# Directive:
Please print all of the material below, word for word.

# Information given:
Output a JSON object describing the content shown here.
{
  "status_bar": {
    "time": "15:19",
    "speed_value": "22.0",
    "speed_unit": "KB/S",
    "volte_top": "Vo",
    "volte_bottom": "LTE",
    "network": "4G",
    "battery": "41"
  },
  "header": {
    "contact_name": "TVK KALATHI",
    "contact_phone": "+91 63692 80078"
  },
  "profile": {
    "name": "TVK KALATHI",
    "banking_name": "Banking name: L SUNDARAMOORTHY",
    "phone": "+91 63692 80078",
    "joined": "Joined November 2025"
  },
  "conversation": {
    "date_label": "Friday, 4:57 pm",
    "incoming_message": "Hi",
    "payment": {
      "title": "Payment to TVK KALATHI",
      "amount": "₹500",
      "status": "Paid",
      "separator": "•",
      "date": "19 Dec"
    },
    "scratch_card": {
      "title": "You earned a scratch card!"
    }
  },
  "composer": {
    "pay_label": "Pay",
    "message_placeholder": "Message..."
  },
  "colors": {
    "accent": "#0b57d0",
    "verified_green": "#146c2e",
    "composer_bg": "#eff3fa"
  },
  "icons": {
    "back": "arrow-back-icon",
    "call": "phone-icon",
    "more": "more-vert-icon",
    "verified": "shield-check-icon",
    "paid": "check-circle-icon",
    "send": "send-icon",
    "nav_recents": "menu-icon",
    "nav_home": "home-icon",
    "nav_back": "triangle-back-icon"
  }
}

# Finished task:
Output a JSON object describing the content shown here.
{
  "status_bar": {
    "time": "15:19",
    "speed_value": "22.0",
    "speed_unit": "KB/S",
    "volte_top": "Vo",
    "volte_bottom": "LTE",
    "network": "4G",
    "battery": "41"
  },
  "header": {
    "contact_name": "TVK KALATHI",
    "contact_phone": "+91 63692 80078"
  },
  "profile": {
    "name": "TVK KALATHI",
    "banking_name": "Banking name: L SUNDARAMOORTHY",
    "phone": "+91 63692 80078",
    "joined": "Joined November 2025"
  },
  "conversation": {
    "date_label": "Friday, 4:57 pm",
    "incoming_message": "Hi",
    "payment": {
      "title": "Payment to TVK KALATHI",
      "amount": "₹500",
      "status": "Paid",
      "separator": "•",
      "date": "19 Dec"
    },
    "scratch_card": {
      "title": "You earned a scratch card!"
    }
  },
  "composer": {
    "pay_label": "Pay",
    "message_placeholder": "Message..."
  },
  "colors": {
    "accent": "#0b57d0",
    "verified_green": "#146c2e",
    "composer_bg": "#eff3fa"
  },
  "icons": {
    "back": "arrow-back-icon",
    "call": "phone-icon",
    "more": "more-vert-icon",
    "verified": "shield-check-icon",
    "paid": "check-circle-icon",
    "send": "send-icon",
    "nav_recents": "menu-icon",
    "nav_home": "home-icon",
    "nav_back": "triangle-back-icon"
  }
}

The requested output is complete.